_Source material:_
================================

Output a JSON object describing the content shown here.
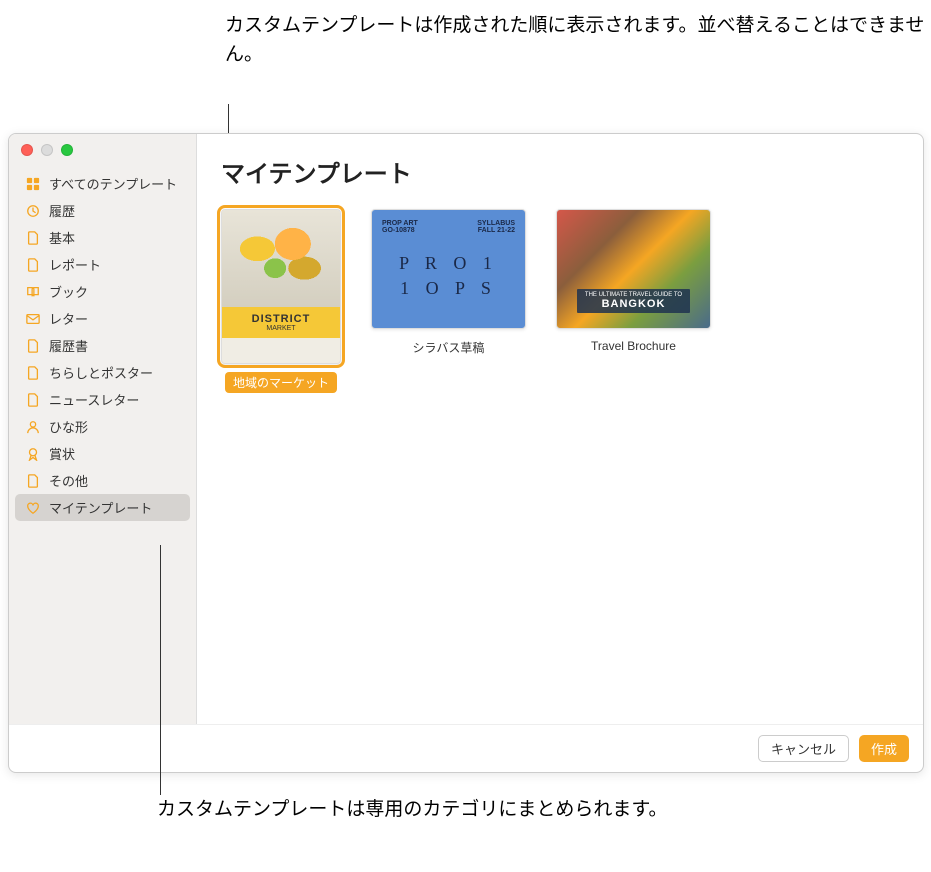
{
  "callouts": {
    "top": "カスタムテンプレートは作成された順に表示されます。並べ替えることはできません。",
    "bottom": "カスタムテンプレートは専用のカテゴリにまとめられます。"
  },
  "sidebar": {
    "items": [
      {
        "label": "すべてのテンプレート",
        "icon": "grid"
      },
      {
        "label": "履歴",
        "icon": "clock"
      },
      {
        "label": "基本",
        "icon": "doc"
      },
      {
        "label": "レポート",
        "icon": "doc"
      },
      {
        "label": "ブック",
        "icon": "book"
      },
      {
        "label": "レター",
        "icon": "envelope"
      },
      {
        "label": "履歴書",
        "icon": "doc"
      },
      {
        "label": "ちらしとポスター",
        "icon": "doc"
      },
      {
        "label": "ニュースレター",
        "icon": "doc"
      },
      {
        "label": "ひな形",
        "icon": "person"
      },
      {
        "label": "賞状",
        "icon": "ribbon"
      },
      {
        "label": "その他",
        "icon": "doc"
      },
      {
        "label": "マイテンプレート",
        "icon": "heart",
        "selected": true
      }
    ]
  },
  "main": {
    "title": "マイテンプレート",
    "templates": [
      {
        "label": "地域のマーケット",
        "selected": true,
        "thumb_title": "DISTRICT",
        "thumb_sub": "MARKET"
      },
      {
        "label": "シラバス草稿",
        "thumb_left": "PROP ART\nGO-10878",
        "thumb_right": "SYLLABUS\nFALL 21-22",
        "thumb_body": "P R O 1\n1 O P S"
      },
      {
        "label": "Travel Brochure",
        "thumb_tag_small": "THE ULTIMATE TRAVEL GUIDE TO",
        "thumb_tag_big": "BANGKOK"
      }
    ]
  },
  "footer": {
    "cancel": "キャンセル",
    "create": "作成"
  }
}
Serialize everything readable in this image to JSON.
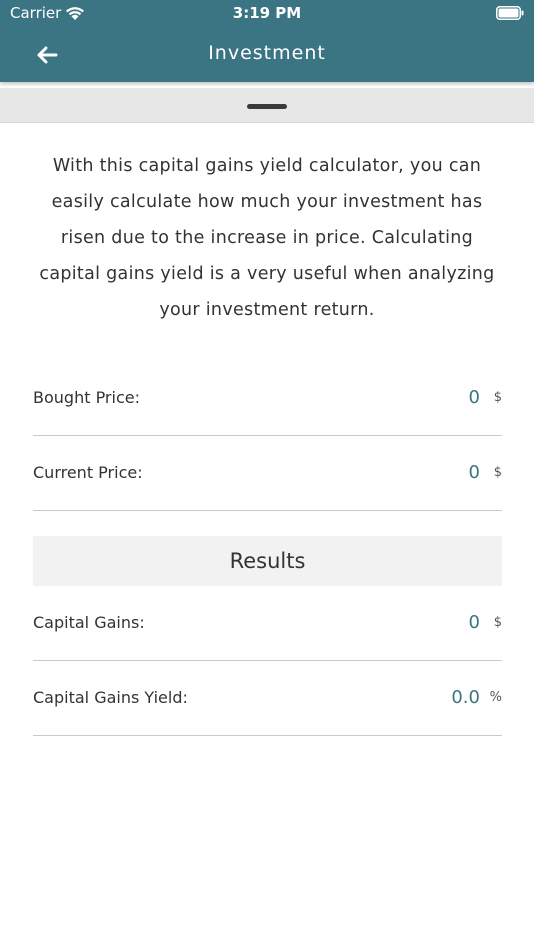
{
  "status_bar": {
    "carrier": "Carrier",
    "time": "3:19 PM"
  },
  "nav": {
    "title": "Investment",
    "back_icon": "arrow-left-icon"
  },
  "intro_text": "With this capital gains yield calculator, you can easily calculate how much your investment has risen due to the increase in price. Calculating capital gains yield is a very useful when analyzing your investment return.",
  "inputs": [
    {
      "label": "Bought Price:",
      "value": "0",
      "unit": "$"
    },
    {
      "label": "Current Price:",
      "value": "0",
      "unit": "$"
    }
  ],
  "results": {
    "title": "Results",
    "rows": [
      {
        "label": "Capital Gains:",
        "value": "0",
        "unit": "$"
      },
      {
        "label": "Capital Gains Yield:",
        "value": "0.0",
        "unit": "%"
      }
    ]
  },
  "colors": {
    "header": "#3b7482",
    "accent": "#3b7482"
  }
}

================================

_The request:_ Each entry gets copied exactly; the pictures stay out.

_Reply to the task:_
Output a JSON object describing the content shown here.
{
  "callouts": {
    "top": "カスタムテンプレートは作成された順に表示されます。並べ替えることはできません。",
    "bottom": "カスタムテンプレートは専用のカテゴリにまとめられます。"
  },
  "sidebar": {
    "items": [
      {
        "label": "すべてのテンプレート",
        "icon": "grid"
      },
      {
        "label": "履歴",
        "icon": "clock"
      },
      {
        "label": "基本",
        "icon": "doc"
      },
      {
        "label": "レポート",
        "icon": "doc"
      },
      {
        "label": "ブック",
        "icon": "book"
      },
      {
        "label": "レター",
        "icon": "envelope"
      },
      {
        "label": "履歴書",
        "icon": "doc"
      },
      {
        "label": "ちらしとポスター",
        "icon": "doc"
      },
      {
        "label": "ニュースレター",
        "icon": "doc"
      },
      {
        "label": "ひな形",
        "icon": "person"
      },
      {
        "label": "賞状",
        "icon": "ribbon"
      },
      {
        "label": "その他",
        "icon": "doc"
      },
      {
        "label": "マイテンプレート",
        "icon": "heart",
        "selected": true
      }
    ]
  },
  "main": {
    "title": "マイテンプレート",
    "templates": [
      {
        "label": "地域のマーケット",
        "selected": true,
        "thumb_title": "DISTRICT",
        "thumb_sub": "MARKET"
      },
      {
        "label": "シラバス草稿",
        "thumb_left": "PROP ART\nGO-10878",
        "thumb_right": "SYLLABUS\nFALL 21-22",
        "thumb_body": "P R O 1\n1 O P S"
      },
      {
        "label": "Travel Brochure",
        "thumb_tag_small": "THE ULTIMATE TRAVEL GUIDE TO",
        "thumb_tag_big": "BANGKOK"
      }
    ]
  },
  "footer": {
    "cancel": "キャンセル",
    "create": "作成"
  }
}
Serialize everything readable in this image to JSON.
{
  "status_bar": {
    "carrier": "Carrier",
    "time": "3:19 PM"
  },
  "nav": {
    "title": "Investment",
    "back_icon": "arrow-left-icon"
  },
  "intro_text": "With this capital gains yield calculator, you can easily calculate how much your investment has risen due to the increase in price. Calculating capital gains yield is a very useful when analyzing your investment return.",
  "inputs": [
    {
      "label": "Bought Price:",
      "value": "0",
      "unit": "$"
    },
    {
      "label": "Current Price:",
      "value": "0",
      "unit": "$"
    }
  ],
  "results": {
    "title": "Results",
    "rows": [
      {
        "label": "Capital Gains:",
        "value": "0",
        "unit": "$"
      },
      {
        "label": "Capital Gains Yield:",
        "value": "0.0",
        "unit": "%"
      }
    ]
  },
  "colors": {
    "header": "#3b7482",
    "accent": "#3b7482"
  }
}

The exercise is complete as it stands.